(Selected extract)
******************************

As for me, I have an Android tablet and it is adequate but left in its sleeve most of the time, not worth the burden of even its small carry cost. I have put my name in the pot to purchase a Linux tablet (as distinct from Android) so that I have the potential of using a slab as something other than an ear friend (go look on Wikipedia if you don’t know that one.) The tablet is an over-sized hand axe and we should use it for something other than smashing our own foreheads.

While we’re bashing journalistic practice, one of my colleagues, Total Angular Momentum Magnetic Inductance, sent me a link to an article entitled “Watch the everyday Slinky ‘defy’ the laws of physics and gravity (but try not to go loopy)”. The article is about dropping a slinky and a video of its trajectory. It’s a neat video guaranteed to give bogs a headache. Sadly, the journalist who titled this evidently never finished first semester freshman physics. So the title is utter stercus.

******************************

(Given entries)

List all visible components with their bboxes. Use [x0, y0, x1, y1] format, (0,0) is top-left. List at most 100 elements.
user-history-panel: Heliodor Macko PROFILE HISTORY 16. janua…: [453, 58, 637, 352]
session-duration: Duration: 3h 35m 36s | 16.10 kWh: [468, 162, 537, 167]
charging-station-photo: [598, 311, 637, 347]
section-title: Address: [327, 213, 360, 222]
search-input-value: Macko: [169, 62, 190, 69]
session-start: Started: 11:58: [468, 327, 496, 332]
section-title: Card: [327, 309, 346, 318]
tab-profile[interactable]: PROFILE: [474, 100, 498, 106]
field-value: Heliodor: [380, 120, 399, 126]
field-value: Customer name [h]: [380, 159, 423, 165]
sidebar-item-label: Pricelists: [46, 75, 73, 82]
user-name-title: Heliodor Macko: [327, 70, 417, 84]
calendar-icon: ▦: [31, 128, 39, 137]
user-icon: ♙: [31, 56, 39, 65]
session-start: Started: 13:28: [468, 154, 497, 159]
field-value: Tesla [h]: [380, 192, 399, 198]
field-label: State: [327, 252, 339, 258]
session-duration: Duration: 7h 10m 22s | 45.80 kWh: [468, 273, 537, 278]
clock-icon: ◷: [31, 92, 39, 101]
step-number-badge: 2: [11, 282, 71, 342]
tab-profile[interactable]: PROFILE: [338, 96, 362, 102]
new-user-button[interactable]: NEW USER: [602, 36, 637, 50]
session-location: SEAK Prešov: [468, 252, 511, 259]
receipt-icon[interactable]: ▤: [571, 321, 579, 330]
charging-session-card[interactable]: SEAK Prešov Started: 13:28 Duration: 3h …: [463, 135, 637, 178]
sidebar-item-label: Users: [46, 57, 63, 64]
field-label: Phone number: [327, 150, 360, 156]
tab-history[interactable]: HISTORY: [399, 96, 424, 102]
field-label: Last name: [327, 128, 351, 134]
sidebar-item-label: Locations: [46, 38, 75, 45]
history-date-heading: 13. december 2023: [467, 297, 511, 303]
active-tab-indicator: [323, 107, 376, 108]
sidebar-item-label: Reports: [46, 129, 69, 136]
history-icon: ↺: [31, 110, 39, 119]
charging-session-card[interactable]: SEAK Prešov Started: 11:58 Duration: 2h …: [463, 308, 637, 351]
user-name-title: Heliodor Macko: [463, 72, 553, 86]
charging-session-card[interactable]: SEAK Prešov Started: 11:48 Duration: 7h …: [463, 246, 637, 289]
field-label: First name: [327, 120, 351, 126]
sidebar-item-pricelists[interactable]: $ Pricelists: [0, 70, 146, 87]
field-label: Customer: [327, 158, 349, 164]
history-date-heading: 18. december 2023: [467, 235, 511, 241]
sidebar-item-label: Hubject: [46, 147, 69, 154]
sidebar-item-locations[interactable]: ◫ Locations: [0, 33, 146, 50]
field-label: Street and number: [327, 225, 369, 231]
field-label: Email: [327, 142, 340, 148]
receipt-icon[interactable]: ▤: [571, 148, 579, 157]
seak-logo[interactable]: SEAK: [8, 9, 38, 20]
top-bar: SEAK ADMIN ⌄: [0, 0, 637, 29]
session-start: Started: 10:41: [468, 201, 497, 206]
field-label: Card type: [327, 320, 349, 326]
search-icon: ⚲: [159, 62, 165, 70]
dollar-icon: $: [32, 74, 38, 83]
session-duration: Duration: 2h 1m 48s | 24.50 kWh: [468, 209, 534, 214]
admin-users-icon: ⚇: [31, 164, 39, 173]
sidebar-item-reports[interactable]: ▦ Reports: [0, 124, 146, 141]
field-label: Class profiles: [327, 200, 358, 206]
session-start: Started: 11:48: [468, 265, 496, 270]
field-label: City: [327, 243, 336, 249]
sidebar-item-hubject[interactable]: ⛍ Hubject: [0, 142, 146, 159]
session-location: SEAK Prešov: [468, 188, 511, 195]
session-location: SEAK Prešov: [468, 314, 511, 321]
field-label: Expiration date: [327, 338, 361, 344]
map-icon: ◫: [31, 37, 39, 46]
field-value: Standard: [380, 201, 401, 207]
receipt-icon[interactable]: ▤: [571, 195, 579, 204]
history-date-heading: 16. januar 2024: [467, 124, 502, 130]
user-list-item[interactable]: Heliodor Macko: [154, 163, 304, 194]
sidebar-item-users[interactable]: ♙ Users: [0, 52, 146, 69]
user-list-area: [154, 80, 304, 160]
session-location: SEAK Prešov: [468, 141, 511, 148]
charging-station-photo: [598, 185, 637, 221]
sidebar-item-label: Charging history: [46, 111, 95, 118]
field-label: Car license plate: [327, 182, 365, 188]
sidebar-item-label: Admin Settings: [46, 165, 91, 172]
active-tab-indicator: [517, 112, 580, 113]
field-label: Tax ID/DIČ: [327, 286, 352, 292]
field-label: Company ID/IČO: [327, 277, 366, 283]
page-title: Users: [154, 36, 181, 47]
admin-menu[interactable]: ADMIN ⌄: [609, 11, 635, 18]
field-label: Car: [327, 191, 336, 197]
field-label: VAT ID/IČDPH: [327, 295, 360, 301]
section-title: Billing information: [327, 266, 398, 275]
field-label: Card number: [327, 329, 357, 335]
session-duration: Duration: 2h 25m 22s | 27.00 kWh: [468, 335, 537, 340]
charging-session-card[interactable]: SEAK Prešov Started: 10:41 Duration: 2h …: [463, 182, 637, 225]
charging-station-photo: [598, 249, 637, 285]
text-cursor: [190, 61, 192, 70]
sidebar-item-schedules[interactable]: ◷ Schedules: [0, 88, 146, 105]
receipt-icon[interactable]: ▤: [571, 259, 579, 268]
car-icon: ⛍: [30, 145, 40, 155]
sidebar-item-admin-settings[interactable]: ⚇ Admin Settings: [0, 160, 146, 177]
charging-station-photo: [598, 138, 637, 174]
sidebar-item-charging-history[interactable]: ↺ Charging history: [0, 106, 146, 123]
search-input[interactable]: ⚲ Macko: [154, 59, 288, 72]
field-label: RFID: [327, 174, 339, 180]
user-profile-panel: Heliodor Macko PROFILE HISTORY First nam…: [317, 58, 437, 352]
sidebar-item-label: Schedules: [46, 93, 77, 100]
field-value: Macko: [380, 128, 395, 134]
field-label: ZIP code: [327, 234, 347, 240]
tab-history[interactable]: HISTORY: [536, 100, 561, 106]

******************************

(Tasks to perform)
a - Do these statements agree with the passage on tablets and the Slinky article? Answer yes or no for each, quoting the words that decide it. (i) The writer's Android tablet stays in its sleeve most of the time. (ii) The writer has already bought a Linux tablet. (iii) A colleague sent the writer a link to the Slinky article.
b - Can you continue the passage on tablets and the Slinky article, starting right after its final sentence?
The rows come from a separate source.

(Per-task outputs)
a -
(i) Yes: "left in its sleeve most of the time"
(ii) No: "I have put my name in the pot to purchase a Linux tablet"
(iii) Yes: "one of my colleagues, Total Angular Momentum Magnetic Inductance, sent me a link to an article"

b -
To wax physics and physicist for a moment, what the luvvies at the Mail don’t seem to realize is that there are two pieces of motion to the falling slinky. First of all we have to recall that a slinky is nothing more than a relatively weak spring. So we have to go back to the seventeenth century to understand this, back when Newton and Young were around. The two pieces of motion are the motion of the center of mass – the center of the spring in terms of mass or weight, and the motion about the center of mass. If you watch the video with this in mind the whole defy-the-laws-of-physics thing evaporates like dew in the desert. And if we recall that the part of the slinky above the center of mass gets pulled down, by virtue of being a spring, while the part below the center of mass gets pulled up, then the entirety of the motion is evident and obvious.

Why can’t all journalists be as good as Matt?

Next, and a bit of a new azimuth, I got pointed to an article [Link] in Armed Forces Journal by an academic on how the folks who work for the military services, military, civilian, and contractor, are doing powerpoint briefings wrong. It’s a great article. It explains, based on human psychology how briefing information can be transferred and how not. It’s a three point recipe for better briefings.

And it’s largely irrelevant.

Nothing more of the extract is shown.